>> start Records for this task
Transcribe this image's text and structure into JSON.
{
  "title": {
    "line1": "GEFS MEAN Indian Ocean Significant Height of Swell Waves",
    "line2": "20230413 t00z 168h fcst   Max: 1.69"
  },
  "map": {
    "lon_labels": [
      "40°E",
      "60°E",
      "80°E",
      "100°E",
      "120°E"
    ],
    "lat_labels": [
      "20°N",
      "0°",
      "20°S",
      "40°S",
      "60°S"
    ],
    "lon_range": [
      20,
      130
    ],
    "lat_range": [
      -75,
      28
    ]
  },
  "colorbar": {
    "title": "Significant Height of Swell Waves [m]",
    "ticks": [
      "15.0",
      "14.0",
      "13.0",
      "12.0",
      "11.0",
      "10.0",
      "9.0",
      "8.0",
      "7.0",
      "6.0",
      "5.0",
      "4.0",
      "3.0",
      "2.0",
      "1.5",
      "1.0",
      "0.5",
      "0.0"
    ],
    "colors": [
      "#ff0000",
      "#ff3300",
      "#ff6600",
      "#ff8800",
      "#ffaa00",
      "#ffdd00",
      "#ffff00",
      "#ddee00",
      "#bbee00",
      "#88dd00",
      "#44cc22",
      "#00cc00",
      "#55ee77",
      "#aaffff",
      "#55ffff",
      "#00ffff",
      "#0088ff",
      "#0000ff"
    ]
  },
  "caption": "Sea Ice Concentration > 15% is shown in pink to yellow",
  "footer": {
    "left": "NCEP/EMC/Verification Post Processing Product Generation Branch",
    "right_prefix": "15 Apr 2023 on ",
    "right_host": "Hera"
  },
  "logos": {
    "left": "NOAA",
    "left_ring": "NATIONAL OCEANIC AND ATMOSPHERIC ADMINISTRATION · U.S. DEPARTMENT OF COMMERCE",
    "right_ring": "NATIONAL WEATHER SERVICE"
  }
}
>> end Records for this task
### Work to do
Exact output of every entry is required.

### Complete answer
Transcribe this image's text and structure into JSON.
{
  "title": {
    "line1": "GEFS MEAN Indian Ocean Significant Height of Swell Waves",
    "line2": "20230413 t00z 168h fcst   Max: 1.69"
  },
  "map": {
    "lon_labels": [
      "40°E",
      "60°E",
      "80°E",
      "100°E",
      "120°E"
    ],
    "lat_labels": [
      "20°N",
      "0°",
      "20°S",
      "40°S",
      "60°S"
    ],
    "lon_range": [
      20,
      130
    ],
    "lat_range": [
      -75,
      28
    ]
  },
  "colorbar": {
    "title": "Significant Height of Swell Waves [m]",
    "ticks": [
      "15.0",
      "14.0",
      "13.0",
      "12.0",
      "11.0",
      "10.0",
      "9.0",
      "8.0",
      "7.0",
      "6.0",
      "5.0",
      "4.0",
      "3.0",
      "2.0",
      "1.5",
      "1.0",
      "0.5",
      "0.0"
    ],
    "colors": [
      "#ff0000",
      "#ff3300",
      "#ff6600",
      "#ff8800",
      "#ffaa00",
      "#ffdd00",
      "#ffff00",
      "#ddee00",
      "#bbee00",
      "#88dd00",
      "#44cc22",
      "#00cc00",
      "#55ee77",
      "#aaffff",
      "#55ffff",
      "#00ffff",
      "#0088ff",
      "#0000ff"
    ]
  },
  "caption": "Sea Ice Concentration > 15% is shown in pink to yellow",
  "footer": {
    "left": "NCEP/EMC/Verification Post Processing Product Generation Branch",
    "right_prefix": "15 Apr 2023 on ",
    "right_host": "Hera"
  },
  "logos": {
    "left": "NOAA",
    "left_ring": "NATIONAL OCEANIC AND ATMOSPHERIC ADMINISTRATION · U.S. DEPARTMENT OF COMMERCE",
    "right_ring": "NATIONAL WEATHER SERVICE"
  }
}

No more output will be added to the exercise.